THE RECORDS |
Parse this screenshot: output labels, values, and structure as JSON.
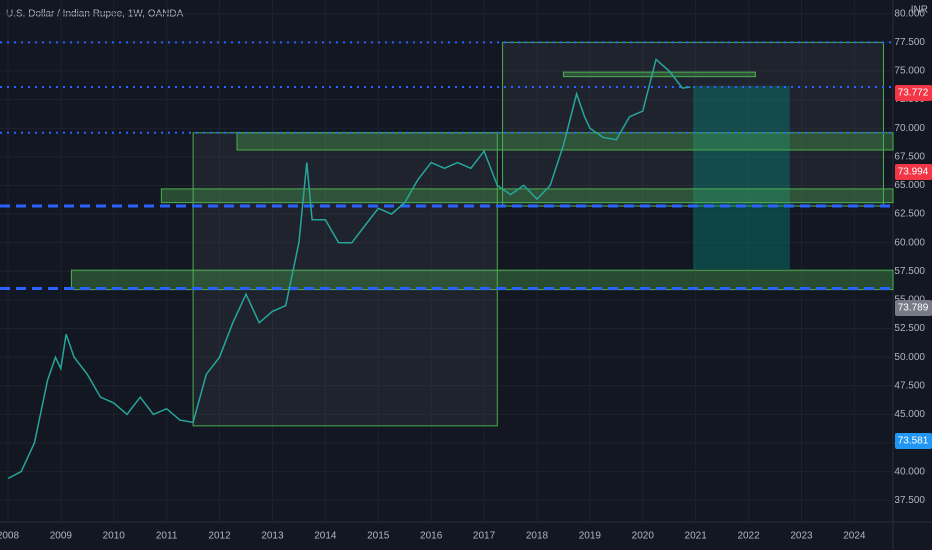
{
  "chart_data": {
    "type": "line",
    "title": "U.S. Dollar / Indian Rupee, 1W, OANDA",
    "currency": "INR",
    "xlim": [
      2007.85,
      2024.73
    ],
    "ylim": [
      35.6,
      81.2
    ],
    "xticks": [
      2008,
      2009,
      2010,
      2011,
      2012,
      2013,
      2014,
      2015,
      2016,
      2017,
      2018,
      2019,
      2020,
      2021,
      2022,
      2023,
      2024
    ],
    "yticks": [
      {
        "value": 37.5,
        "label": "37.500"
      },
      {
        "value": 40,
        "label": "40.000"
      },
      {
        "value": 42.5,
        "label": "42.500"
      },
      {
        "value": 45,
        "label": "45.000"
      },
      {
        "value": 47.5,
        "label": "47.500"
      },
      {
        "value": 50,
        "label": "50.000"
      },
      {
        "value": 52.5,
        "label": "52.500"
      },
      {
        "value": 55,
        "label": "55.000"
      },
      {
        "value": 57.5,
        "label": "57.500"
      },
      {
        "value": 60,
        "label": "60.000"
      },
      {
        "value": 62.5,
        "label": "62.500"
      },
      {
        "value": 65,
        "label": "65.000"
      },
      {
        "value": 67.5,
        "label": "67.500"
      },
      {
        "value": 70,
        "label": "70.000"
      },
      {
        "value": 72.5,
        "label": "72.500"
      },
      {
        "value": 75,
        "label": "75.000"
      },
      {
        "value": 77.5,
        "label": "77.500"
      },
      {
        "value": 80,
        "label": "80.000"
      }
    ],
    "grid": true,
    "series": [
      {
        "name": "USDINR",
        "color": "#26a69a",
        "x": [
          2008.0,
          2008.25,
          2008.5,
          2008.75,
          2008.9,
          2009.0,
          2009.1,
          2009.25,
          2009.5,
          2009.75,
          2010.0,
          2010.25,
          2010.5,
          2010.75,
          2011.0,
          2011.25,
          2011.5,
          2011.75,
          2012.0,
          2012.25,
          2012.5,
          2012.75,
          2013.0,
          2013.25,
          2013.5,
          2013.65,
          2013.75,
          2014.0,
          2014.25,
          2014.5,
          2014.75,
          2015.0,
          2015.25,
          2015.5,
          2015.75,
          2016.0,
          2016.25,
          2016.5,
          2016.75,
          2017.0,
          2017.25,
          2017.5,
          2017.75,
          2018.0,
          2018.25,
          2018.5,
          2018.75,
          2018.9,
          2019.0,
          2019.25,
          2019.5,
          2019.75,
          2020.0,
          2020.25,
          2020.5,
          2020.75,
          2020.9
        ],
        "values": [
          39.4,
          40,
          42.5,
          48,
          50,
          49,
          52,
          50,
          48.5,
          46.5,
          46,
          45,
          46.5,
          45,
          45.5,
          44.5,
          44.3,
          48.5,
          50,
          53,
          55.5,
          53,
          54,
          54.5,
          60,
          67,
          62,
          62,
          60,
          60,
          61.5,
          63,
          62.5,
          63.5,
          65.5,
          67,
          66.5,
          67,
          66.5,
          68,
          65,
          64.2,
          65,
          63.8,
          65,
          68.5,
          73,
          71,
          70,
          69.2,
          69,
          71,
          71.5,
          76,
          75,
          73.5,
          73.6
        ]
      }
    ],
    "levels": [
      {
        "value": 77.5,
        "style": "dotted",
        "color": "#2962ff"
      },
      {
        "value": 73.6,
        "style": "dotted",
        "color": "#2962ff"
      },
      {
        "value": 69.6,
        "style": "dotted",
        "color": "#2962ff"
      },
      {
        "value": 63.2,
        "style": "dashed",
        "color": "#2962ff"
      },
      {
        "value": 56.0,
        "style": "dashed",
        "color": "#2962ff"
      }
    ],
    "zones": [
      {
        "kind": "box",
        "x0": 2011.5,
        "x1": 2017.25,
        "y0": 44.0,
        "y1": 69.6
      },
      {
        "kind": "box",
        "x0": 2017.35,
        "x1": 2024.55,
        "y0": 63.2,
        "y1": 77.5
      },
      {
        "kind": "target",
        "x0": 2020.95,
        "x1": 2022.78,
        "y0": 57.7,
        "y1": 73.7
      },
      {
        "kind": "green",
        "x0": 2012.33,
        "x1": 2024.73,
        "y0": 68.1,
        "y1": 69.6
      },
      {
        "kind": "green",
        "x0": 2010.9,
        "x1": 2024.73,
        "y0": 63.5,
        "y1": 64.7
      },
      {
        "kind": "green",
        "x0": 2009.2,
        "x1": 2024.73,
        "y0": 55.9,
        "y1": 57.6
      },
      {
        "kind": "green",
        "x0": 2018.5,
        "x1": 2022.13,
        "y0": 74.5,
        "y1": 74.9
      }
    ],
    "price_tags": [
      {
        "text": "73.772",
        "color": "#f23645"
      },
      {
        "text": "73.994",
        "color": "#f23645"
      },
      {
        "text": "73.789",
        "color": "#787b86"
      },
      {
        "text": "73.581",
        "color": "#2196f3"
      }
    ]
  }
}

GIVEN PROBLEM | Except for the pictures, reproduce every line exactly.

FULL SOLUTION |
Parse this screenshot: output labels, values, and structure as JSON.
{
  "chart_data": {
    "type": "line",
    "title": "U.S. Dollar / Indian Rupee, 1W, OANDA",
    "currency": "INR",
    "xlim": [
      2007.85,
      2024.73
    ],
    "ylim": [
      35.6,
      81.2
    ],
    "xticks": [
      2008,
      2009,
      2010,
      2011,
      2012,
      2013,
      2014,
      2015,
      2016,
      2017,
      2018,
      2019,
      2020,
      2021,
      2022,
      2023,
      2024
    ],
    "yticks": [
      {
        "value": 37.5,
        "label": "37.500"
      },
      {
        "value": 40,
        "label": "40.000"
      },
      {
        "value": 42.5,
        "label": "42.500"
      },
      {
        "value": 45,
        "label": "45.000"
      },
      {
        "value": 47.5,
        "label": "47.500"
      },
      {
        "value": 50,
        "label": "50.000"
      },
      {
        "value": 52.5,
        "label": "52.500"
      },
      {
        "value": 55,
        "label": "55.000"
      },
      {
        "value": 57.5,
        "label": "57.500"
      },
      {
        "value": 60,
        "label": "60.000"
      },
      {
        "value": 62.5,
        "label": "62.500"
      },
      {
        "value": 65,
        "label": "65.000"
      },
      {
        "value": 67.5,
        "label": "67.500"
      },
      {
        "value": 70,
        "label": "70.000"
      },
      {
        "value": 72.5,
        "label": "72.500"
      },
      {
        "value": 75,
        "label": "75.000"
      },
      {
        "value": 77.5,
        "label": "77.500"
      },
      {
        "value": 80,
        "label": "80.000"
      }
    ],
    "grid": true,
    "series": [
      {
        "name": "USDINR",
        "color": "#26a69a",
        "x": [
          2008.0,
          2008.25,
          2008.5,
          2008.75,
          2008.9,
          2009.0,
          2009.1,
          2009.25,
          2009.5,
          2009.75,
          2010.0,
          2010.25,
          2010.5,
          2010.75,
          2011.0,
          2011.25,
          2011.5,
          2011.75,
          2012.0,
          2012.25,
          2012.5,
          2012.75,
          2013.0,
          2013.25,
          2013.5,
          2013.65,
          2013.75,
          2014.0,
          2014.25,
          2014.5,
          2014.75,
          2015.0,
          2015.25,
          2015.5,
          2015.75,
          2016.0,
          2016.25,
          2016.5,
          2016.75,
          2017.0,
          2017.25,
          2017.5,
          2017.75,
          2018.0,
          2018.25,
          2018.5,
          2018.75,
          2018.9,
          2019.0,
          2019.25,
          2019.5,
          2019.75,
          2020.0,
          2020.25,
          2020.5,
          2020.75,
          2020.9
        ],
        "values": [
          39.4,
          40,
          42.5,
          48,
          50,
          49,
          52,
          50,
          48.5,
          46.5,
          46,
          45,
          46.5,
          45,
          45.5,
          44.5,
          44.3,
          48.5,
          50,
          53,
          55.5,
          53,
          54,
          54.5,
          60,
          67,
          62,
          62,
          60,
          60,
          61.5,
          63,
          62.5,
          63.5,
          65.5,
          67,
          66.5,
          67,
          66.5,
          68,
          65,
          64.2,
          65,
          63.8,
          65,
          68.5,
          73,
          71,
          70,
          69.2,
          69,
          71,
          71.5,
          76,
          75,
          73.5,
          73.6
        ]
      }
    ],
    "levels": [
      {
        "value": 77.5,
        "style": "dotted",
        "color": "#2962ff"
      },
      {
        "value": 73.6,
        "style": "dotted",
        "color": "#2962ff"
      },
      {
        "value": 69.6,
        "style": "dotted",
        "color": "#2962ff"
      },
      {
        "value": 63.2,
        "style": "dashed",
        "color": "#2962ff"
      },
      {
        "value": 56.0,
        "style": "dashed",
        "color": "#2962ff"
      }
    ],
    "zones": [
      {
        "kind": "box",
        "x0": 2011.5,
        "x1": 2017.25,
        "y0": 44.0,
        "y1": 69.6
      },
      {
        "kind": "box",
        "x0": 2017.35,
        "x1": 2024.55,
        "y0": 63.2,
        "y1": 77.5
      },
      {
        "kind": "target",
        "x0": 2020.95,
        "x1": 2022.78,
        "y0": 57.7,
        "y1": 73.7
      },
      {
        "kind": "green",
        "x0": 2012.33,
        "x1": 2024.73,
        "y0": 68.1,
        "y1": 69.6
      },
      {
        "kind": "green",
        "x0": 2010.9,
        "x1": 2024.73,
        "y0": 63.5,
        "y1": 64.7
      },
      {
        "kind": "green",
        "x0": 2009.2,
        "x1": 2024.73,
        "y0": 55.9,
        "y1": 57.6
      },
      {
        "kind": "green",
        "x0": 2018.5,
        "x1": 2022.13,
        "y0": 74.5,
        "y1": 74.9
      }
    ],
    "price_tags": [
      {
        "text": "73.772",
        "color": "#f23645"
      },
      {
        "text": "73.994",
        "color": "#f23645"
      },
      {
        "text": "73.789",
        "color": "#787b86"
      },
      {
        "text": "73.581",
        "color": "#2196f3"
      }
    ]
  }
}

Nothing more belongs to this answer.